[Start of SELECTED EXTRACT]

Many IE problems (as other NLP problems) may be viewed in terms of semantic
analysis.  Common approaches are rule- and ontology-based: matching text
against patterns, with lexical, syntactic and semantic constraints, with
semantic representations based on ontologies.  Ontology-based approaches
suffer from low coverage, due to high cost of building/maintenance; even if
coverage is increased, specificity drops below the threshold of minimal utility.

Recently attention has been rapidly shifting toward methods for automatic
constructtion of semantic representations for linguistic units (word, phrase,
sentence, etc.) by modeling their distributional properties, from large
amounts of text data.  The methods are based on unsupervised machine learning,
linear algebra, statistics, information theory, etc.

In the seminar, we will explore research papers about methods for capturing
semantics, and evaluating the methods on NLP tasks.  We will use papers from
recent NLP and machine-learning conferences.  
Appropriate topics include, (but are not limited to):

- vector-space and latent models (SVD, PCA, etc.),
- topic modeling, (LDA, etc.)
- clustering, dimensionality reduction,
- bootstraping,
- word embeddings,
- deep learning,
- Web-scale methods

We may have an occasional invited guest speakers from outside the class,
presenting own research.



- General understanding of machine learning;
- fundamentals of NLP, or permission from instructor.

Completing the course

Each participant prepares to present two papers of her/his choice to the
audience, and to answer questions from the audience.

The grade is based on the presentations (60%), active participation in the
presentations of others (30), and attendance (10%).

Literature and material

Suggested readings/paper selection will be posted on the Course Wiki.

[End of SELECTED EXTRACT]
[Start of PROVIDED DATA]

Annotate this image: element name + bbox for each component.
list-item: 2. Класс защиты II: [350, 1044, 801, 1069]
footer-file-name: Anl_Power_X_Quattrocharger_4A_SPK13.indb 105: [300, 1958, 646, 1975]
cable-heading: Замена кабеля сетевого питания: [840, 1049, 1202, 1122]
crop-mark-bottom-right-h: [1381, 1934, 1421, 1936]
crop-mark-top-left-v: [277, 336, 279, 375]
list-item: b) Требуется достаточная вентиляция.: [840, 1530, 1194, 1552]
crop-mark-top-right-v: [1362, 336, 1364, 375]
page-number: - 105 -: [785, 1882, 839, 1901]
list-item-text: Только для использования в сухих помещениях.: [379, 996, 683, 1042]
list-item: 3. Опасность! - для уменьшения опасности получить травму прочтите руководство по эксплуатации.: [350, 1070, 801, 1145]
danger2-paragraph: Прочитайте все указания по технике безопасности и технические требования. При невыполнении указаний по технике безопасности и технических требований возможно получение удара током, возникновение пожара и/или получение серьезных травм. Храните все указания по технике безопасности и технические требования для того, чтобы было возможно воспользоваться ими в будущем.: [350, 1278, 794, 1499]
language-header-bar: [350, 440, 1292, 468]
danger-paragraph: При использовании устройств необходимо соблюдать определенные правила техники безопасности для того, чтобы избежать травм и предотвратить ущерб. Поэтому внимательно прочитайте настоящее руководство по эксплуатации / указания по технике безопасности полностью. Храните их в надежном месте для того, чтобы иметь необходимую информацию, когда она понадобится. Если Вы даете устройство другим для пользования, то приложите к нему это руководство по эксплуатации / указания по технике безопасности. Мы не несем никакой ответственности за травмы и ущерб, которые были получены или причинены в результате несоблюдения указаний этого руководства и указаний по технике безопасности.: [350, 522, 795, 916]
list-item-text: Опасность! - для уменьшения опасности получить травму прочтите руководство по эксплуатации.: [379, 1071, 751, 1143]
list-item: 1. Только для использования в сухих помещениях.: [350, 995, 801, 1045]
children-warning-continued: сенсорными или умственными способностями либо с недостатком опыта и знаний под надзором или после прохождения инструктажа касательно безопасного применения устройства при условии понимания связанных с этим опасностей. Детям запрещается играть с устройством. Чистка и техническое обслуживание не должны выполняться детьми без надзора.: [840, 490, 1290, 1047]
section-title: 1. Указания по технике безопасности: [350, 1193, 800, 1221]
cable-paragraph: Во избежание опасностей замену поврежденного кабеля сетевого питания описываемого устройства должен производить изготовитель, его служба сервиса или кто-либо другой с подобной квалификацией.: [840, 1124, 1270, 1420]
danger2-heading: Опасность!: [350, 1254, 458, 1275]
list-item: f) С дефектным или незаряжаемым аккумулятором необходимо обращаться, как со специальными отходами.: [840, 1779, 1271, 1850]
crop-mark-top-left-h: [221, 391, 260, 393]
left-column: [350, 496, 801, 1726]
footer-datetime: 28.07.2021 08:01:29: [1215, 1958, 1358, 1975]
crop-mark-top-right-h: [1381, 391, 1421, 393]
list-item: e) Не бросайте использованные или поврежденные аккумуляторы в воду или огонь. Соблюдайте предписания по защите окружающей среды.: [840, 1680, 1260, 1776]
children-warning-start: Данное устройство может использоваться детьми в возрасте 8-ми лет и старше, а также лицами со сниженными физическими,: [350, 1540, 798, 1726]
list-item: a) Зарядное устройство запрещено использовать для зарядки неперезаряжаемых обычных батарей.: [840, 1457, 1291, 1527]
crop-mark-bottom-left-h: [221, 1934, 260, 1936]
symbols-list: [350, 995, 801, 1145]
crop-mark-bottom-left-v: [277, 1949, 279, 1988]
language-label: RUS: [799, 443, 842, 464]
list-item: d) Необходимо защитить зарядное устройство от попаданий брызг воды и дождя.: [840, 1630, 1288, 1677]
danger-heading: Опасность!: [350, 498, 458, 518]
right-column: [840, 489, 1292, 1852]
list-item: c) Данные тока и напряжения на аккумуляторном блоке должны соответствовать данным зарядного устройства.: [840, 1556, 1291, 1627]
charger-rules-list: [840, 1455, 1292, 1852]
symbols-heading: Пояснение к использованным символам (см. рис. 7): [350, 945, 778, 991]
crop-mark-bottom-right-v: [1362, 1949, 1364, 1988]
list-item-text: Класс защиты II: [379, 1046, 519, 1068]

[End of PROVIDED DATA]

**EXERCISES:**
1) Summarize the seminar description in two sentences.
2) Answer these questions from the seminar description:
(a) What causes the low coverage of ontology-based approaches?
(b) What share of the grade is based on the presentations?
(c) Where will the suggested readings be posted?
3) Repeat the stretch of the seminar description from "Appropriate topics include, (but" through "presenting own research.".

**COMPLETED EXERCISE:**
1) The seminar frames many IE and NLP problems as semantic analysis and notes that ontology-based approaches suffer from low coverage. Attention is shifting toward automatically constructing semantic representations from distributional properties in large amounts of text, and participants will explore recent conference papers on such methods, each presenting two papers of their choice.

2)
(a) The high cost of building and maintaining them.
(b) 60%.
(c) On the Course Wiki.

3)
Appropriate topics include, (but are not limited to):

- vector-space and latent models (SVD, PCA, etc.),
- topic modeling, (LDA, etc.)
- clustering, dimensionality reduction,
- bootstraping,
- word embeddings,
- deep learning,
- Web-scale methods

We may have an occasional invited guest speakers from outside the class,
presenting own research.